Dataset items
=-=-=-=-=

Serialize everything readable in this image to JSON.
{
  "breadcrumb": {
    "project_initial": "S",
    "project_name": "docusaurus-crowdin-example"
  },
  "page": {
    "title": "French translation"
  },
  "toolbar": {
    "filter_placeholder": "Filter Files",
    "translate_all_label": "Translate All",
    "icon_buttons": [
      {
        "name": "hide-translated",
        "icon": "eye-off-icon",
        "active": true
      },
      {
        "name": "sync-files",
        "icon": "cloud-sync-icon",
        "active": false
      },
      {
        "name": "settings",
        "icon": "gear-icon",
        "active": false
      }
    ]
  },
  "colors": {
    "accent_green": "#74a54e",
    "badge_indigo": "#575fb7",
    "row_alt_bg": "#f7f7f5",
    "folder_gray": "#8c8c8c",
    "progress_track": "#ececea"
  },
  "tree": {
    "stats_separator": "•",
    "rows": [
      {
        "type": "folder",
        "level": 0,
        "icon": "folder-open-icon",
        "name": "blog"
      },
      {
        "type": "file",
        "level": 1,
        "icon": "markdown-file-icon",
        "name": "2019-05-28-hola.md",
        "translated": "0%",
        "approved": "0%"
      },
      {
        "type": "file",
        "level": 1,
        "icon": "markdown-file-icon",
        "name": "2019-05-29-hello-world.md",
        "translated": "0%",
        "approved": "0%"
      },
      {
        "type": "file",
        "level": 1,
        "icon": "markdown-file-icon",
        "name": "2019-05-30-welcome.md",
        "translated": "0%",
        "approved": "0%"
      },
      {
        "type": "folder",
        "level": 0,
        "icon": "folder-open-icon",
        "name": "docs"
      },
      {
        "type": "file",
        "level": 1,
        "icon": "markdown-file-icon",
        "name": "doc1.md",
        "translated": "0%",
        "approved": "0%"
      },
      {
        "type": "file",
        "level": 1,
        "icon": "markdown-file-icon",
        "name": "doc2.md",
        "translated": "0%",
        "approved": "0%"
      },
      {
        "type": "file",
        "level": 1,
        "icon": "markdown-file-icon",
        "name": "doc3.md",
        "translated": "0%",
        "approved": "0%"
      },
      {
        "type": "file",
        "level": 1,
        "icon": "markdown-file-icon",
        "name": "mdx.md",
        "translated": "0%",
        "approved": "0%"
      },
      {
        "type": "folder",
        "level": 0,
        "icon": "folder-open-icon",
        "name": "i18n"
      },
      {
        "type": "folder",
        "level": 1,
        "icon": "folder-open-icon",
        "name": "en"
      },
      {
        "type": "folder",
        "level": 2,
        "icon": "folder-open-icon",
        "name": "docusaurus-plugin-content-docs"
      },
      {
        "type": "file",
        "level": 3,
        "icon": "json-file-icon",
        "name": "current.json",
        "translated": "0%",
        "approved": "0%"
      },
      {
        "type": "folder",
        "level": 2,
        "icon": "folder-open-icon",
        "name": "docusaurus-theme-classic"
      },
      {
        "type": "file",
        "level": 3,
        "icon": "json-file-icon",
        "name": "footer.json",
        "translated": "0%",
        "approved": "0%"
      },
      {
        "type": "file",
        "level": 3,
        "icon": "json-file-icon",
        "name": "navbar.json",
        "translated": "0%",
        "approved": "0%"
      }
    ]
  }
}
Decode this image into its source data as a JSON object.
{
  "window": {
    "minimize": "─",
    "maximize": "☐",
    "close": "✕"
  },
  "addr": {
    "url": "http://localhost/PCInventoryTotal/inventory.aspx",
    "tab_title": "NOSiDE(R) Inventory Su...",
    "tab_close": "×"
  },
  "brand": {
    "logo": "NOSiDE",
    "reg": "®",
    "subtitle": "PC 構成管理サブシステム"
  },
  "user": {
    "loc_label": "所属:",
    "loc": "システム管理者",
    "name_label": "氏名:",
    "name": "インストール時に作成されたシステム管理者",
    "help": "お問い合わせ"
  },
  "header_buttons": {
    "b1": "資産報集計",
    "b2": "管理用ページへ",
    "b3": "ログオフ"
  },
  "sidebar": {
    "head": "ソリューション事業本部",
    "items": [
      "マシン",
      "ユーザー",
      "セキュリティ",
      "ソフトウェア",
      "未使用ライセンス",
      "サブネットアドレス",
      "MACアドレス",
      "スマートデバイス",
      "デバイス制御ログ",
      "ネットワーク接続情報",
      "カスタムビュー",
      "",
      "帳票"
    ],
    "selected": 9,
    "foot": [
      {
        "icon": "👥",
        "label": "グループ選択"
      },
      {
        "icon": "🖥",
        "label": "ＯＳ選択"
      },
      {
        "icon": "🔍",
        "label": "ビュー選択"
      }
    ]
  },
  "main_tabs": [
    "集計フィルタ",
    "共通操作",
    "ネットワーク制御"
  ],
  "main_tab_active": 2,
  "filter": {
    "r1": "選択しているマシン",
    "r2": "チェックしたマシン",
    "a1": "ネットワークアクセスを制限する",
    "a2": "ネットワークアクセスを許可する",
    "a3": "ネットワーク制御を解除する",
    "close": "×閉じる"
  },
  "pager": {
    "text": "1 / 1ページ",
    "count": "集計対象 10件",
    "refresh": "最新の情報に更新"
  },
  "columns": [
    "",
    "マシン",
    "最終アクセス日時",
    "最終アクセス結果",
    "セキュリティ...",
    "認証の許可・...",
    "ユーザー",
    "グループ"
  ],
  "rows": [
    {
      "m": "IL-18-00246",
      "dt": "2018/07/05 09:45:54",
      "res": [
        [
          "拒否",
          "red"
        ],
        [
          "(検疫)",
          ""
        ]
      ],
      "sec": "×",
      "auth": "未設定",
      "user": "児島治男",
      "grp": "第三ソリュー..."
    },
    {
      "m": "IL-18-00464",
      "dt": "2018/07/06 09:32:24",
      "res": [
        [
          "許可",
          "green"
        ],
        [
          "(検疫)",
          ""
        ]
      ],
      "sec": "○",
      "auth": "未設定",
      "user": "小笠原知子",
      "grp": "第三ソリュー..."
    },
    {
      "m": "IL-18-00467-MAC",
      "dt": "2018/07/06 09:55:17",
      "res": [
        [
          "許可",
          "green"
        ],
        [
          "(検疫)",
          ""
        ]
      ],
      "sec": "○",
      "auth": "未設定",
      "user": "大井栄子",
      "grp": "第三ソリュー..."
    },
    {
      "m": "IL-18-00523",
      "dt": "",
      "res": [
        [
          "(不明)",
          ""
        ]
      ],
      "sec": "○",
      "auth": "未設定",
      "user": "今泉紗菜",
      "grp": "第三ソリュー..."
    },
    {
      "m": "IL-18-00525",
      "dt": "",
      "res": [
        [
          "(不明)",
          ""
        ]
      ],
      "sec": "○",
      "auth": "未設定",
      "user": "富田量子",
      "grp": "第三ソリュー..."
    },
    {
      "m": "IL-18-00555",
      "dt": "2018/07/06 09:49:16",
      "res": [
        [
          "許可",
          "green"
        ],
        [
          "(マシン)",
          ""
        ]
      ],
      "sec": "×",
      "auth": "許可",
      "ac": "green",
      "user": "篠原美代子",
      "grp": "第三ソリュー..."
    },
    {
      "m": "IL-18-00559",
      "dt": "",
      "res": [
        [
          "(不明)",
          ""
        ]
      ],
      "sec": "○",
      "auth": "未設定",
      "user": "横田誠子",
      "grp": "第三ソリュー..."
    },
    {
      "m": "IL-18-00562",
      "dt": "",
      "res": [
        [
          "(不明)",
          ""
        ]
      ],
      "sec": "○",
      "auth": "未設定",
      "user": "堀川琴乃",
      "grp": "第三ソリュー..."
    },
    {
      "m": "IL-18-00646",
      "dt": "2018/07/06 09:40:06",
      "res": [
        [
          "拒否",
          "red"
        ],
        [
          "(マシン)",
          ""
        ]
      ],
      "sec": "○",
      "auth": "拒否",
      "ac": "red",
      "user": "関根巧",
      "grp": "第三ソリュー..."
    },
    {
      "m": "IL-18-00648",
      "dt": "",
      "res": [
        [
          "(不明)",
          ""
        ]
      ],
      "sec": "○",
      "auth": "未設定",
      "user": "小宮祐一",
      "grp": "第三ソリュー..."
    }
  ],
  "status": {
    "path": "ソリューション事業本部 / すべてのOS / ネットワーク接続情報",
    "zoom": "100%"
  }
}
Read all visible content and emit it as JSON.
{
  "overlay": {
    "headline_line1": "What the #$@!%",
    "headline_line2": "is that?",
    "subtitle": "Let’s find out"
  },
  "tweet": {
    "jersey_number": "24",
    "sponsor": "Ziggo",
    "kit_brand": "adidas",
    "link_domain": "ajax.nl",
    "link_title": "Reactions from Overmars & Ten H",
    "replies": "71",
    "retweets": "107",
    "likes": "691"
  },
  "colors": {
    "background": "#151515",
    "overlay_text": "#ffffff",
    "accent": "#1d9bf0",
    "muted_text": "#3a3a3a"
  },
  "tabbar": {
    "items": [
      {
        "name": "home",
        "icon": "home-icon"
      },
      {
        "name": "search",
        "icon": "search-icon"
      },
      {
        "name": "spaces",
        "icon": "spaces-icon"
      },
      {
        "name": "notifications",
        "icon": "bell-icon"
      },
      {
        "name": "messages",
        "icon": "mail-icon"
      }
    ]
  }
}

=-=-=-=-=

### AIM
From the data above, copy each line that holds "user".

### EXERCISE RESULT
  "user": {
      "user": "児島治男",
      "user": "小笠原知子",
      "user": "大井栄子",
      "user": "今泉紗菜",
      "user": "富田量子",
      "user": "篠原美代子",
      "user": "横田誠子",
      "user": "堀川琴乃",
      "user": "関根巧",
      "user": "小宮祐一",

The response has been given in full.